## Exercise requirements
Copy each line in the data that includes the word "بصره".

## Material to process
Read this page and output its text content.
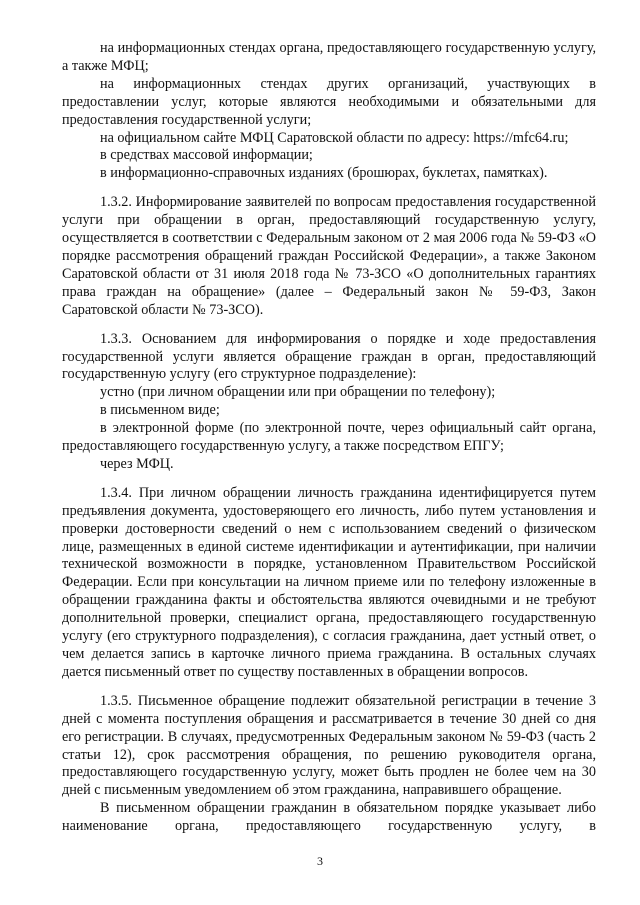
на информационных стендах органа, предоставляющего государственную услугу, а также МФЦ;

на информационных стендах других организаций, участвующих в предоставлении услуг, которые являются необходимыми и обязательными для предоставления государственной услуги;

на официальном сайте МФЦ Саратовской области по адресу: https://mfc64.ru;

в средствах массовой информации;

в информационно-справочных изданиях (брошюрах, буклетах, памятках).

1.3.2. Информирование заявителей по вопросам предоставления государственной услуги при обращении в орган, предоставляющий государственную услугу, осуществляется в соответствии с Федеральным законом от 2 мая 2006 года № 59-ФЗ «О порядке рассмотрения обращений граждан Российской Федерации», а также Законом Саратовской области от 31 июля 2018 года № 73-ЗСО «О дополнительных гарантиях права граждан на обращение» (далее – Федеральный закон № 59-ФЗ, Закон Саратовской области № 73-ЗСО).

1.3.3. Основанием для информирования о порядке и ходе предоставления государственной услуги является обращение граждан в орган, предоставляющий государственную услугу (его структурное подразделение):

устно (при личном обращении или при обращении по телефону);

в письменном виде;

в электронной форме (по электронной почте, через официальный сайт органа, предоставляющего государственную услугу, а также посредством ЕПГУ;

через МФЦ.

1.3.4. При личном обращении личность гражданина идентифицируется путем предъявления документа, удостоверяющего его личность, либо путем установления и проверки достоверности сведений о нем с использованием сведений о физическом лице, размещенных в единой системе идентификации и аутентификации, при наличии технической возможности в порядке, установленном Правительством Российской Федерации. Если при консультации на личном приеме или по телефону изложенные в обращении гражданина факты и обстоятельства являются очевидными и не требуют дополнительной проверки, специалист органа, предоставляющего государственную услугу (его структурного подразделения), с согласия гражданина, дает устный ответ, о чем делается запись в карточке личного приема гражданина. В остальных случаях дается письменный ответ по существу поставленных в обращении вопросов.

1.3.5. Письменное обращение подлежит обязательной регистрации в течение 3 дней с момента поступления обращения и рассматривается в течение 30 дней со дня его регистрации. В случаях, предусмотренных Федеральным законом № 59-ФЗ (часть 2 статьи 12), срок рассмотрения обращения, по решению руководителя органа, предоставляющего государственную услугу, может быть продлен не более чем на 30 дней с письменным уведомлением об этом гражданина, направившего обращение.

В письменном обращении гражданин в обязательном порядке указывает либо наименование органа, предоставляющего государственную услугу, в

3
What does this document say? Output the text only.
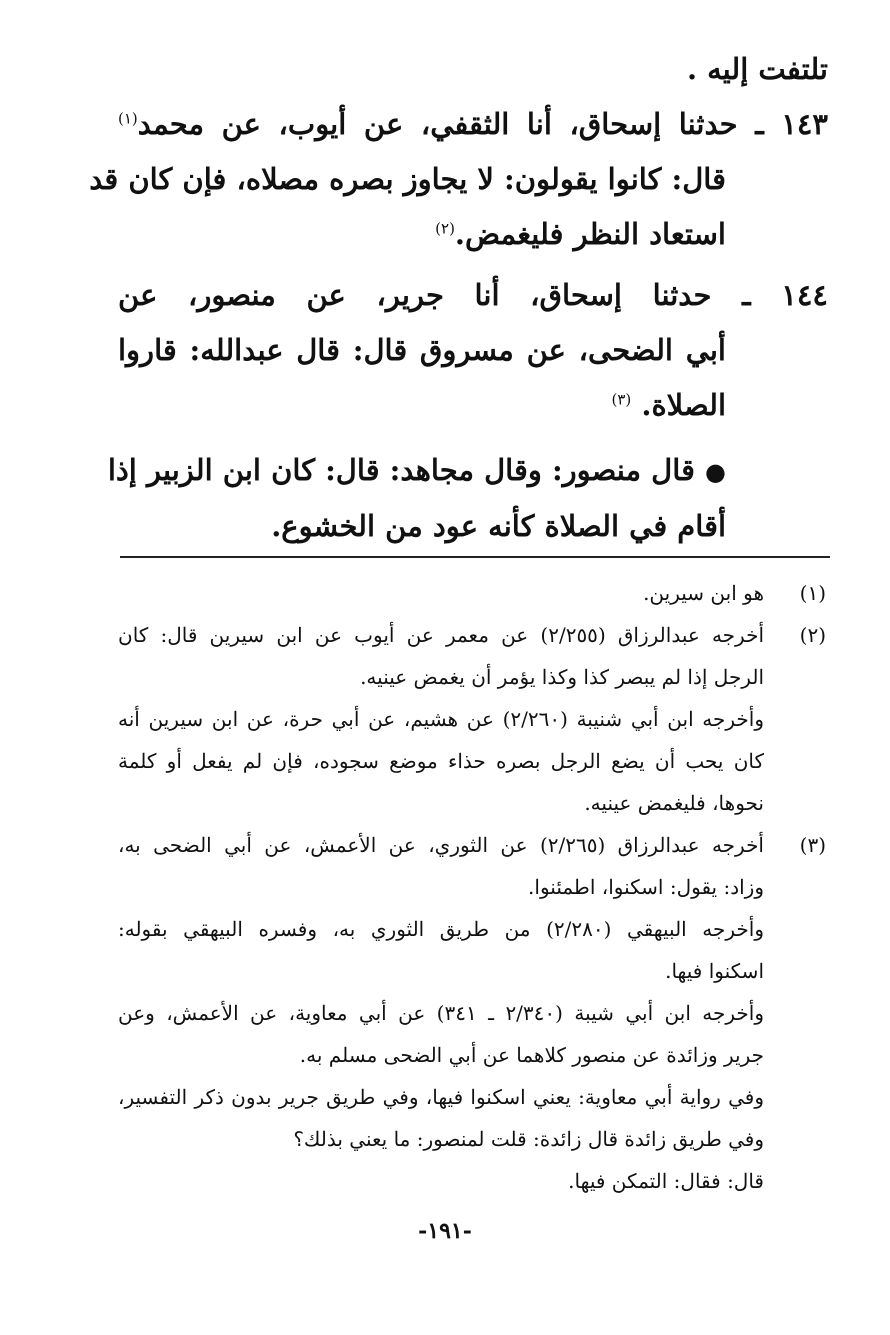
تلتفت إليه .
١٤٣ ـ حدثنا إسحاق، أنا الثقفي، عن أيوب، عن محمد$^{(١)}$
قال: كانوا يقولون: لا يجاوز بصره مصلاه، فإن كان قد
استعاد النظر فليغمض.$^{(٢)}$
١٤٤ ـ حدثنا إسحاق، أنا جرير، عن منصور، عن
أبي الضحى، عن مسروق قال: قال عبدالله: قاروا
الصلاة. $^{(٣)}$
● قال منصور: وقال مجاهد: قال: كان ابن الزبير إذا
أقام في الصلاة كأنه عود من الخشوع.
(١)
هو ابن سيرين.
(٢)
أخرجه عبدالرزاق (٢/٢٥٥) عن معمر عن أيوب عن ابن سيرين قال: كان
الرجل إذا لم يبصر كذا وكذا يؤمر أن يغمض عينيه.
وأخرجه ابن أبي شنيبة (٢/٢٦٠) عن هشيم، عن أبي حرة، عن ابن سيرين أنه
كان يحب أن يضع الرجل بصره حذاء موضع سجوده، فإن لم يفعل أو كلمة
نحوها، فليغمض عينيه.
(٣)
أخرجه عبدالرزاق (٢/٢٦٥) عن الثوري، عن الأعمش، عن أبي الضحى به،
وزاد: يقول: اسكنوا، اطمئنوا.
وأخرجه البيهقي (٢/٢٨٠) من طريق الثوري به، وفسره البيهقي بقوله:
اسكنوا فيها.
وأخرجه ابن أبي شيبة (٢/٣٤٠ ـ ٣٤١) عن أبي معاوية، عن الأعمش، وعن
جرير وزائدة عن منصور كلاهما عن أبي الضحى مسلم به.
وفي رواية أبي معاوية: يعني اسكنوا فيها، وفي طريق جرير بدون ذكر التفسير،
وفي طريق زائدة قال زائدة: قلت لمنصور: ما يعني بذلك؟
قال: فقال: التمكن فيها.
-١٩١-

## Exercise response
قال: كانوا يقولون: لا يجاوز بصره مصلاه، فإن كان قد
كان يحب أن يضع الرجل بصره حذاء موضع سجوده، فإن لم يفعل أو كلمة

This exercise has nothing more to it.